▶ **WHAT IS REQUIRED**
Below are the records; reproduce all of them exactly but without any images.

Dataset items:
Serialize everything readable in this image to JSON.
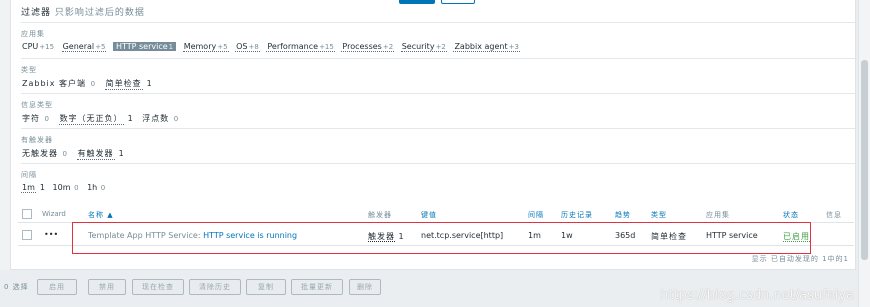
{
  "filter": {
    "title": "过滤器",
    "hint": "只影响过滤后的数据",
    "groups": {
      "app_sets": {
        "label": "应用集",
        "items": [
          {
            "name": "CPU",
            "count": "+15"
          },
          {
            "name": "General",
            "count": "+5"
          },
          {
            "name": "HTTP service",
            "count": "1"
          },
          {
            "name": "Memory",
            "count": "+5"
          },
          {
            "name": "OS",
            "count": "+8"
          },
          {
            "name": "Performance",
            "count": "+15"
          },
          {
            "name": "Processes",
            "count": "+2"
          },
          {
            "name": "Security",
            "count": "+2"
          },
          {
            "name": "Zabbix agent",
            "count": "+3"
          }
        ]
      },
      "type": {
        "label": "类型",
        "items": [
          {
            "name": "Zabbix 客户端",
            "count": "0"
          },
          {
            "name": "简单检查",
            "count": "1"
          }
        ]
      },
      "info_type": {
        "label": "信息类型",
        "items": [
          {
            "name": "字符",
            "count": "0"
          },
          {
            "name": "数字（无正负）",
            "count": "1"
          },
          {
            "name": "浮点数",
            "count": "0"
          }
        ]
      },
      "triggers": {
        "label": "有触发器",
        "items": [
          {
            "name": "无触发器",
            "count": "0"
          },
          {
            "name": "有触发器",
            "count": "1"
          }
        ]
      },
      "interval": {
        "label": "间隔",
        "items": [
          {
            "name": "1m",
            "count": "1"
          },
          {
            "name": "10m",
            "count": "0"
          },
          {
            "name": "1h",
            "count": "0"
          }
        ]
      }
    }
  },
  "table": {
    "headers": {
      "wizard": "Wizard",
      "name": "名称 ▲",
      "triggers": "触发器",
      "key": "键值",
      "interval": "间隔",
      "history": "历史记录",
      "trends": "趋势",
      "type": "类型",
      "app": "应用集",
      "status": "状态",
      "info": "信息"
    },
    "row": {
      "wizard": "•••",
      "template": "Template App HTTP Service",
      "sep": ": ",
      "name": "HTTP service is running",
      "triggers": "触发器",
      "triggers_count": "1",
      "key": "net.tcp.service[http]",
      "interval": "1m",
      "history": "1w",
      "trends": "365d",
      "type": "简单检查",
      "app": "HTTP service",
      "status": "已启用"
    },
    "footer": "显示 已自动发现的 1中的1"
  },
  "actions": {
    "selected": "0 选择",
    "buttons": [
      "启用",
      "禁用",
      "现在检查",
      "清除历史",
      "复制",
      "批量更新",
      "删除"
    ]
  },
  "watermark": "https://blog.csdn.net/asufeiya",
  "colors": {
    "link": "#0275b8",
    "enabled": "#429e47",
    "highlight": "#e3313f"
  }
}
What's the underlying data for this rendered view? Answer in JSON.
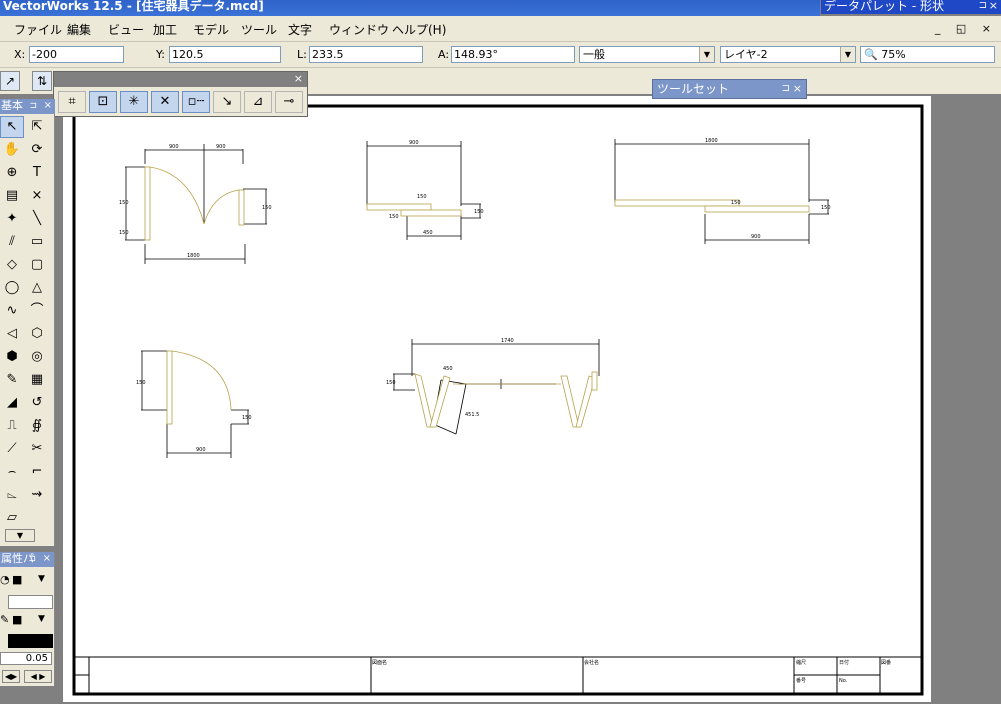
{
  "window": {
    "title": "VectorWorks 12.5 - [住宅器具データ.mcd]"
  },
  "data_palette": {
    "title": "データパレット - 形状",
    "pin_glyph": "⊐",
    "close_glyph": "×"
  },
  "menu": {
    "items": [
      "ファイル",
      "編集",
      "ビュー",
      "加工",
      "モデル",
      "ツール",
      "文字",
      "ウィンドウ",
      "ヘルプ(H)"
    ],
    "mdi_controls": "_ ◱ ×"
  },
  "data_bar": {
    "x_label": "X:",
    "x_value": "-200",
    "y_label": "Y:",
    "y_value": "120.5",
    "l_label": "L:",
    "l_value": "233.5",
    "a_label": "A:",
    "a_value": "148.93°",
    "class_value": "一般",
    "layer_value": "レイヤ-2",
    "zoom_value": "75%",
    "dropdown_glyph": "▼",
    "zoom_glyph": "🔍"
  },
  "constraint_palette": {
    "close_glyph": "×"
  },
  "toolset_palette": {
    "title": "ツールセット",
    "pin_glyph": "⊐",
    "close_glyph": "×"
  },
  "tool_palette": {
    "title": "基本",
    "pin_glyph": "⊐",
    "close_glyph": "×",
    "tools": [
      {
        "glyph": "↖",
        "icon": "selection-icon"
      },
      {
        "glyph": "⇱",
        "icon": "reshape-icon"
      },
      {
        "glyph": "✋",
        "icon": "pan-icon"
      },
      {
        "glyph": "⟳",
        "icon": "flyover-icon"
      },
      {
        "glyph": "⊕",
        "icon": "zoom-icon"
      },
      {
        "glyph": "T",
        "icon": "text-icon"
      },
      {
        "glyph": "▤",
        "icon": "callout-icon"
      },
      {
        "glyph": "×",
        "icon": "locus-icon"
      },
      {
        "glyph": "✦",
        "icon": "3d-locus-icon"
      },
      {
        "glyph": "╲",
        "icon": "line-icon"
      },
      {
        "glyph": "⫽",
        "icon": "double-line-icon"
      },
      {
        "glyph": "▭",
        "icon": "rectangle-icon"
      },
      {
        "glyph": "◇",
        "icon": "rotated-rectangle-icon"
      },
      {
        "glyph": "▢",
        "icon": "rounded-rectangle-icon"
      },
      {
        "glyph": "◯",
        "icon": "oval-icon"
      },
      {
        "glyph": "△",
        "icon": "triangle-icon"
      },
      {
        "glyph": "∿",
        "icon": "freehand-icon"
      },
      {
        "glyph": "⌒",
        "icon": "polyline-icon"
      },
      {
        "glyph": "◁",
        "icon": "polygon-icon"
      },
      {
        "glyph": "⬡",
        "icon": "double-line-polygon-icon"
      },
      {
        "glyph": "⬢",
        "icon": "regular-polygon-icon"
      },
      {
        "glyph": "◎",
        "icon": "spiral-icon"
      },
      {
        "glyph": "✎",
        "icon": "eyedropper-icon"
      },
      {
        "glyph": "▦",
        "icon": "attribute-mapping-icon"
      },
      {
        "glyph": "◢",
        "icon": "fillet-icon"
      },
      {
        "glyph": "↺",
        "icon": "rotate-icon"
      },
      {
        "glyph": "⎍",
        "icon": "mirror-icon"
      },
      {
        "glyph": "∯",
        "icon": "offset-icon"
      },
      {
        "glyph": "⟋",
        "icon": "chamfer-icon"
      },
      {
        "glyph": "✂",
        "icon": "trim-icon"
      },
      {
        "glyph": "⌢",
        "icon": "arc-icon"
      },
      {
        "glyph": "⌐",
        "icon": "corner-icon"
      },
      {
        "glyph": "⌳",
        "icon": "connect-icon"
      },
      {
        "glyph": "⇝",
        "icon": "split-icon"
      },
      {
        "glyph": "▱",
        "icon": "eraser-icon"
      }
    ],
    "more_glyph": "▼"
  },
  "attributes_palette": {
    "title": "属性パ",
    "pin_glyph": "⊐",
    "close_glyph": "×",
    "line_weight": "0.05",
    "nav_prev": "◀▶",
    "nav_next": "◀ ▶"
  },
  "titleblock": {
    "cells": [
      "図面名",
      "会社名",
      "縮尺",
      "日付",
      "図番",
      "番号",
      "No."
    ]
  },
  "dims": {
    "d1": "900",
    "d2": "900",
    "d3": "1800",
    "d4": "150",
    "d5": "150",
    "d6": "150",
    "d7": "900",
    "d8": "150",
    "d9": "450",
    "d10": "150",
    "d11": "150",
    "d12": "1800",
    "d13": "150",
    "d14": "900",
    "d15": "150",
    "d16": "150",
    "d17": "900",
    "d18": "150",
    "d19": "1740",
    "d20": "150",
    "d21": "450",
    "d22": "451.5"
  },
  "colors": {
    "titlebar": "#2f63c9",
    "menubg": "#ece9d8",
    "palette_title": "#7c96c9",
    "selection_blue": "#c4d5ee",
    "door_swing": "#b8a04a",
    "canvas_bg": "#808080"
  }
}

▶ **WRITTEN ANSWER**
Serialize everything readable in this image to JSON.
{
  "filter": {
    "title": "过滤器",
    "hint": "只影响过滤后的数据",
    "groups": {
      "app_sets": {
        "label": "应用集",
        "items": [
          {
            "name": "CPU",
            "count": "+15"
          },
          {
            "name": "General",
            "count": "+5"
          },
          {
            "name": "HTTP service",
            "count": "1"
          },
          {
            "name": "Memory",
            "count": "+5"
          },
          {
            "name": "OS",
            "count": "+8"
          },
          {
            "name": "Performance",
            "count": "+15"
          },
          {
            "name": "Processes",
            "count": "+2"
          },
          {
            "name": "Security",
            "count": "+2"
          },
          {
            "name": "Zabbix agent",
            "count": "+3"
          }
        ]
      },
      "type": {
        "label": "类型",
        "items": [
          {
            "name": "Zabbix 客户端",
            "count": "0"
          },
          {
            "name": "简单检查",
            "count": "1"
          }
        ]
      },
      "info_type": {
        "label": "信息类型",
        "items": [
          {
            "name": "字符",
            "count": "0"
          },
          {
            "name": "数字（无正负）",
            "count": "1"
          },
          {
            "name": "浮点数",
            "count": "0"
          }
        ]
      },
      "triggers": {
        "label": "有触发器",
        "items": [
          {
            "name": "无触发器",
            "count": "0"
          },
          {
            "name": "有触发器",
            "count": "1"
          }
        ]
      },
      "interval": {
        "label": "间隔",
        "items": [
          {
            "name": "1m",
            "count": "1"
          },
          {
            "name": "10m",
            "count": "0"
          },
          {
            "name": "1h",
            "count": "0"
          }
        ]
      }
    }
  },
  "table": {
    "headers": {
      "wizard": "Wizard",
      "name": "名称 ▲",
      "triggers": "触发器",
      "key": "键值",
      "interval": "间隔",
      "history": "历史记录",
      "trends": "趋势",
      "type": "类型",
      "app": "应用集",
      "status": "状态",
      "info": "信息"
    },
    "row": {
      "wizard": "•••",
      "template": "Template App HTTP Service",
      "sep": ": ",
      "name": "HTTP service is running",
      "triggers": "触发器",
      "triggers_count": "1",
      "key": "net.tcp.service[http]",
      "interval": "1m",
      "history": "1w",
      "trends": "365d",
      "type": "简单检查",
      "app": "HTTP service",
      "status": "已启用"
    },
    "footer": "显示 已自动发现的 1中的1"
  },
  "actions": {
    "selected": "0 选择",
    "buttons": [
      "启用",
      "禁用",
      "现在检查",
      "清除历史",
      "复制",
      "批量更新",
      "删除"
    ]
  },
  "watermark": "https://blog.csdn.net/asufeiya",
  "colors": {
    "link": "#0275b8",
    "enabled": "#429e47",
    "highlight": "#e3313f"
  }
}
What's the underlying data for this rendered view? Answer in JSON.
{
  "window": {
    "title": "VectorWorks 12.5 - [住宅器具データ.mcd]"
  },
  "data_palette": {
    "title": "データパレット - 形状",
    "pin_glyph": "⊐",
    "close_glyph": "×"
  },
  "menu": {
    "items": [
      "ファイル",
      "編集",
      "ビュー",
      "加工",
      "モデル",
      "ツール",
      "文字",
      "ウィンドウ",
      "ヘルプ(H)"
    ],
    "mdi_controls": "_ ◱ ×"
  },
  "data_bar": {
    "x_label": "X:",
    "x_value": "-200",
    "y_label": "Y:",
    "y_value": "120.5",
    "l_label": "L:",
    "l_value": "233.5",
    "a_label": "A:",
    "a_value": "148.93°",
    "class_value": "一般",
    "layer_value": "レイヤ-2",
    "zoom_value": "75%",
    "dropdown_glyph": "▼",
    "zoom_glyph": "🔍"
  },
  "constraint_palette": {
    "close_glyph": "×"
  },
  "toolset_palette": {
    "title": "ツールセット",
    "pin_glyph": "⊐",
    "close_glyph": "×"
  },
  "tool_palette": {
    "title": "基本",
    "pin_glyph": "⊐",
    "close_glyph": "×",
    "tools": [
      {
        "glyph": "↖",
        "icon": "selection-icon"
      },
      {
        "glyph": "⇱",
        "icon": "reshape-icon"
      },
      {
        "glyph": "✋",
        "icon": "pan-icon"
      },
      {
        "glyph": "⟳",
        "icon": "flyover-icon"
      },
      {
        "glyph": "⊕",
        "icon": "zoom-icon"
      },
      {
        "glyph": "T",
        "icon": "text-icon"
      },
      {
        "glyph": "▤",
        "icon": "callout-icon"
      },
      {
        "glyph": "×",
        "icon": "locus-icon"
      },
      {
        "glyph": "✦",
        "icon": "3d-locus-icon"
      },
      {
        "glyph": "╲",
        "icon": "line-icon"
      },
      {
        "glyph": "⫽",
        "icon": "double-line-icon"
      },
      {
        "glyph": "▭",
        "icon": "rectangle-icon"
      },
      {
        "glyph": "◇",
        "icon": "rotated-rectangle-icon"
      },
      {
        "glyph": "▢",
        "icon": "rounded-rectangle-icon"
      },
      {
        "glyph": "◯",
        "icon": "oval-icon"
      },
      {
        "glyph": "△",
        "icon": "triangle-icon"
      },
      {
        "glyph": "∿",
        "icon": "freehand-icon"
      },
      {
        "glyph": "⌒",
        "icon": "polyline-icon"
      },
      {
        "glyph": "◁",
        "icon": "polygon-icon"
      },
      {
        "glyph": "⬡",
        "icon": "double-line-polygon-icon"
      },
      {
        "glyph": "⬢",
        "icon": "regular-polygon-icon"
      },
      {
        "glyph": "◎",
        "icon": "spiral-icon"
      },
      {
        "glyph": "✎",
        "icon": "eyedropper-icon"
      },
      {
        "glyph": "▦",
        "icon": "attribute-mapping-icon"
      },
      {
        "glyph": "◢",
        "icon": "fillet-icon"
      },
      {
        "glyph": "↺",
        "icon": "rotate-icon"
      },
      {
        "glyph": "⎍",
        "icon": "mirror-icon"
      },
      {
        "glyph": "∯",
        "icon": "offset-icon"
      },
      {
        "glyph": "⟋",
        "icon": "chamfer-icon"
      },
      {
        "glyph": "✂",
        "icon": "trim-icon"
      },
      {
        "glyph": "⌢",
        "icon": "arc-icon"
      },
      {
        "glyph": "⌐",
        "icon": "corner-icon"
      },
      {
        "glyph": "⌳",
        "icon": "connect-icon"
      },
      {
        "glyph": "⇝",
        "icon": "split-icon"
      },
      {
        "glyph": "▱",
        "icon": "eraser-icon"
      }
    ],
    "more_glyph": "▼"
  },
  "attributes_palette": {
    "title": "属性パ",
    "pin_glyph": "⊐",
    "close_glyph": "×",
    "line_weight": "0.05",
    "nav_prev": "◀▶",
    "nav_next": "◀ ▶"
  },
  "titleblock": {
    "cells": [
      "図面名",
      "会社名",
      "縮尺",
      "日付",
      "図番",
      "番号",
      "No."
    ]
  },
  "dims": {
    "d1": "900",
    "d2": "900",
    "d3": "1800",
    "d4": "150",
    "d5": "150",
    "d6": "150",
    "d7": "900",
    "d8": "150",
    "d9": "450",
    "d10": "150",
    "d11": "150",
    "d12": "1800",
    "d13": "150",
    "d14": "900",
    "d15": "150",
    "d16": "150",
    "d17": "900",
    "d18": "150",
    "d19": "1740",
    "d20": "150",
    "d21": "450",
    "d22": "451.5"
  },
  "colors": {
    "titlebar": "#2f63c9",
    "menubg": "#ece9d8",
    "palette_title": "#7c96c9",
    "selection_blue": "#c4d5ee",
    "door_swing": "#b8a04a",
    "canvas_bg": "#808080"
  }
}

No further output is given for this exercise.